[start Extracted data]

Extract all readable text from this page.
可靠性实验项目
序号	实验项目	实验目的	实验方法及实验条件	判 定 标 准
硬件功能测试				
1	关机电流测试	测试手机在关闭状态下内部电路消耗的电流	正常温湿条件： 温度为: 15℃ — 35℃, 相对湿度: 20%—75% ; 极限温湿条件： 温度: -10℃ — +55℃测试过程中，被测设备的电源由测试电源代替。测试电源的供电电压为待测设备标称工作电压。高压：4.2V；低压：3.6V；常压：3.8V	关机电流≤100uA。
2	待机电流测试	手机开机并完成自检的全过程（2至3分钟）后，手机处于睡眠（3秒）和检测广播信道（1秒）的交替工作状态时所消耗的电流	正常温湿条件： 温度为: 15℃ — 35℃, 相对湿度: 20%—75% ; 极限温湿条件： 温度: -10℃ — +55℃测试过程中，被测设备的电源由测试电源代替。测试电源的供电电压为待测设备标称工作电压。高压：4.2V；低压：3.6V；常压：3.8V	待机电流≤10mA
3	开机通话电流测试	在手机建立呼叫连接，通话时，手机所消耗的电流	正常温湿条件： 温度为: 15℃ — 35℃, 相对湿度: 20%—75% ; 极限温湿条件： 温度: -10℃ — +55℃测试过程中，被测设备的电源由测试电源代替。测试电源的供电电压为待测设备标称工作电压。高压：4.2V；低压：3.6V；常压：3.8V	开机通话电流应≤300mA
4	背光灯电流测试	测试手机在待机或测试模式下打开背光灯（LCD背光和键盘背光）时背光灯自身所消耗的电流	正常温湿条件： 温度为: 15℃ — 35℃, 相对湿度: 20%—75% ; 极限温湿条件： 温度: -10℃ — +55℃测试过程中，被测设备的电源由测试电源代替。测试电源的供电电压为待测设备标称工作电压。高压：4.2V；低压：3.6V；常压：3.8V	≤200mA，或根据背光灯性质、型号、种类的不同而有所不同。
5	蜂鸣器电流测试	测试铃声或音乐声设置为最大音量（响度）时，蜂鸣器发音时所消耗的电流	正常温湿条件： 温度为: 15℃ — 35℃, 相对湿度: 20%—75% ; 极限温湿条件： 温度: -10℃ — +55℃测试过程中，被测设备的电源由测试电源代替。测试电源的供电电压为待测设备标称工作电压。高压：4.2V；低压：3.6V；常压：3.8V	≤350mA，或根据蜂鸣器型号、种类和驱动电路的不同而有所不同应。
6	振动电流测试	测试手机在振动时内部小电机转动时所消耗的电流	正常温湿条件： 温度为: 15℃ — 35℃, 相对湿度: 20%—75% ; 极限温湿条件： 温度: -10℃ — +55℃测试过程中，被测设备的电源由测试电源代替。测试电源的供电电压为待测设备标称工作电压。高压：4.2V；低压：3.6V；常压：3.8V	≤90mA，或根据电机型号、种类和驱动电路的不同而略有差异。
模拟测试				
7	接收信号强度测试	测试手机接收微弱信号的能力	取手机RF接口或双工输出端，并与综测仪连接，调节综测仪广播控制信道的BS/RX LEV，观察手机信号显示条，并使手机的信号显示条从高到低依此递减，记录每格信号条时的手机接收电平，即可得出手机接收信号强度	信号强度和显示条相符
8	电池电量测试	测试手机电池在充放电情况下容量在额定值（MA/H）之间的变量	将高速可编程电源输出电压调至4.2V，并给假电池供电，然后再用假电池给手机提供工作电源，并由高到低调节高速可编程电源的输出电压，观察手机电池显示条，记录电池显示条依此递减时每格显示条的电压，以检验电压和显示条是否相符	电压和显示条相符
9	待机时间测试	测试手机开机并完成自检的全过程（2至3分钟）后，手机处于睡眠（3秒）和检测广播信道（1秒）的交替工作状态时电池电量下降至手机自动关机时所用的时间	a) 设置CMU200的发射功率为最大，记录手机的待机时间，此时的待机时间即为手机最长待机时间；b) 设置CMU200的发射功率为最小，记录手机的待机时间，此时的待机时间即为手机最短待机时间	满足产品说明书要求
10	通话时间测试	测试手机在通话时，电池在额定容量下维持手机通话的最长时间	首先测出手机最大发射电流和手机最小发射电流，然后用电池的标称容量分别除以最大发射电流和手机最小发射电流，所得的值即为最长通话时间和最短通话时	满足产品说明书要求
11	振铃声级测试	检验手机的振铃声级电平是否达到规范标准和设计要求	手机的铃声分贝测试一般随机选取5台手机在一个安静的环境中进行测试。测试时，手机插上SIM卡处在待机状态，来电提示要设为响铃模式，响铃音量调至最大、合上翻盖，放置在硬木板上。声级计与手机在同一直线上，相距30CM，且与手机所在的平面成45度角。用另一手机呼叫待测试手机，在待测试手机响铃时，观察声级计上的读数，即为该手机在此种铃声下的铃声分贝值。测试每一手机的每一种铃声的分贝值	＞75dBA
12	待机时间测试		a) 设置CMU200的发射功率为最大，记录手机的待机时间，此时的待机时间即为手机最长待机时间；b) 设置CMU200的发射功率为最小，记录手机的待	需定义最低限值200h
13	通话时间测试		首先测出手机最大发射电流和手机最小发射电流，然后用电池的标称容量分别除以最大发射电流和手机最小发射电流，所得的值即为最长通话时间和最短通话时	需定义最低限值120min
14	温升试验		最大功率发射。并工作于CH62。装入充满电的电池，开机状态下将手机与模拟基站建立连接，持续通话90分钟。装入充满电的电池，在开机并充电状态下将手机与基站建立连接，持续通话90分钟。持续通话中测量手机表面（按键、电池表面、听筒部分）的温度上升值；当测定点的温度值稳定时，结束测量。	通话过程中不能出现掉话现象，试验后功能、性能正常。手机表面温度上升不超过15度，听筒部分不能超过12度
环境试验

[end Extracted data]

*Goal*
Take the entries above and transcribe them in full.

*Finished answer*
Extract all readable text from this page.
可靠性实验项目
序号	实验项目	实验目的	实验方法及实验条件	判 定 标 准
硬件功能测试				
1	关机电流测试	测试手机在关闭状态下内部电路消耗的电流	正常温湿条件： 温度为: 15℃ — 35℃, 相对湿度: 20%—75% ; 极限温湿条件： 温度: -10℃ — +55℃测试过程中，被测设备的电源由测试电源代替。测试电源的供电电压为待测设备标称工作电压。高压：4.2V；低压：3.6V；常压：3.8V	关机电流≤100uA。
2	待机电流测试	手机开机并完成自检的全过程（2至3分钟）后，手机处于睡眠（3秒）和检测广播信道（1秒）的交替工作状态时所消耗的电流	正常温湿条件： 温度为: 15℃ — 35℃, 相对湿度: 20%—75% ; 极限温湿条件： 温度: -10℃ — +55℃测试过程中，被测设备的电源由测试电源代替。测试电源的供电电压为待测设备标称工作电压。高压：4.2V；低压：3.6V；常压：3.8V	待机电流≤10mA
3	开机通话电流测试	在手机建立呼叫连接，通话时，手机所消耗的电流	正常温湿条件： 温度为: 15℃ — 35℃, 相对湿度: 20%—75% ; 极限温湿条件： 温度: -10℃ — +55℃测试过程中，被测设备的电源由测试电源代替。测试电源的供电电压为待测设备标称工作电压。高压：4.2V；低压：3.6V；常压：3.8V	开机通话电流应≤300mA
4	背光灯电流测试	测试手机在待机或测试模式下打开背光灯（LCD背光和键盘背光）时背光灯自身所消耗的电流	正常温湿条件： 温度为: 15℃ — 35℃, 相对湿度: 20%—75% ; 极限温湿条件： 温度: -10℃ — +55℃测试过程中，被测设备的电源由测试电源代替。测试电源的供电电压为待测设备标称工作电压。高压：4.2V；低压：3.6V；常压：3.8V	≤200mA，或根据背光灯性质、型号、种类的不同而有所不同。
5	蜂鸣器电流测试	测试铃声或音乐声设置为最大音量（响度）时，蜂鸣器发音时所消耗的电流	正常温湿条件： 温度为: 15℃ — 35℃, 相对湿度: 20%—75% ; 极限温湿条件： 温度: -10℃ — +55℃测试过程中，被测设备的电源由测试电源代替。测试电源的供电电压为待测设备标称工作电压。高压：4.2V；低压：3.6V；常压：3.8V	≤350mA，或根据蜂鸣器型号、种类和驱动电路的不同而有所不同应。
6	振动电流测试	测试手机在振动时内部小电机转动时所消耗的电流	正常温湿条件： 温度为: 15℃ — 35℃, 相对湿度: 20%—75% ; 极限温湿条件： 温度: -10℃ — +55℃测试过程中，被测设备的电源由测试电源代替。测试电源的供电电压为待测设备标称工作电压。高压：4.2V；低压：3.6V；常压：3.8V	≤90mA，或根据电机型号、种类和驱动电路的不同而略有差异。
模拟测试				
7	接收信号强度测试	测试手机接收微弱信号的能力	取手机RF接口或双工输出端，并与综测仪连接，调节综测仪广播控制信道的BS/RX LEV，观察手机信号显示条，并使手机的信号显示条从高到低依此递减，记录每格信号条时的手机接收电平，即可得出手机接收信号强度	信号强度和显示条相符
8	电池电量测试	测试手机电池在充放电情况下容量在额定值（MA/H）之间的变量	将高速可编程电源输出电压调至4.2V，并给假电池供电，然后再用假电池给手机提供工作电源，并由高到低调节高速可编程电源的输出电压，观察手机电池显示条，记录电池显示条依此递减时每格显示条的电压，以检验电压和显示条是否相符	电压和显示条相符
9	待机时间测试	测试手机开机并完成自检的全过程（2至3分钟）后，手机处于睡眠（3秒）和检测广播信道（1秒）的交替工作状态时电池电量下降至手机自动关机时所用的时间	a) 设置CMU200的发射功率为最大，记录手机的待机时间，此时的待机时间即为手机最长待机时间；b) 设置CMU200的发射功率为最小，记录手机的待机时间，此时的待机时间即为手机最短待机时间	满足产品说明书要求
10	通话时间测试	测试手机在通话时，电池在额定容量下维持手机通话的最长时间	首先测出手机最大发射电流和手机最小发射电流，然后用电池的标称容量分别除以最大发射电流和手机最小发射电流，所得的值即为最长通话时间和最短通话时	满足产品说明书要求
11	振铃声级测试	检验手机的振铃声级电平是否达到规范标准和设计要求	手机的铃声分贝测试一般随机选取5台手机在一个安静的环境中进行测试。测试时，手机插上SIM卡处在待机状态，来电提示要设为响铃模式，响铃音量调至最大、合上翻盖，放置在硬木板上。声级计与手机在同一直线上，相距30CM，且与手机所在的平面成45度角。用另一手机呼叫待测试手机，在待测试手机响铃时，观察声级计上的读数，即为该手机在此种铃声下的铃声分贝值。测试每一手机的每一种铃声的分贝值	＞75dBA
12	待机时间测试		a) 设置CMU200的发射功率为最大，记录手机的待机时间，此时的待机时间即为手机最长待机时间；b) 设置CMU200的发射功率为最小，记录手机的待	需定义最低限值200h
13	通话时间测试		首先测出手机最大发射电流和手机最小发射电流，然后用电池的标称容量分别除以最大发射电流和手机最小发射电流，所得的值即为最长通话时间和最短通话时	需定义最低限值120min
14	温升试验		最大功率发射。并工作于CH62。装入充满电的电池，开机状态下将手机与模拟基站建立连接，持续通话90分钟。装入充满电的电池，在开机并充电状态下将手机与基站建立连接，持续通话90分钟。持续通话中测量手机表面（按键、电池表面、听筒部分）的温度上升值；当测定点的温度值稳定时，结束测量。	通话过程中不能出现掉话现象，试验后功能、性能正常。手机表面温度上升不超过15度，听筒部分不能超过12度
环境试验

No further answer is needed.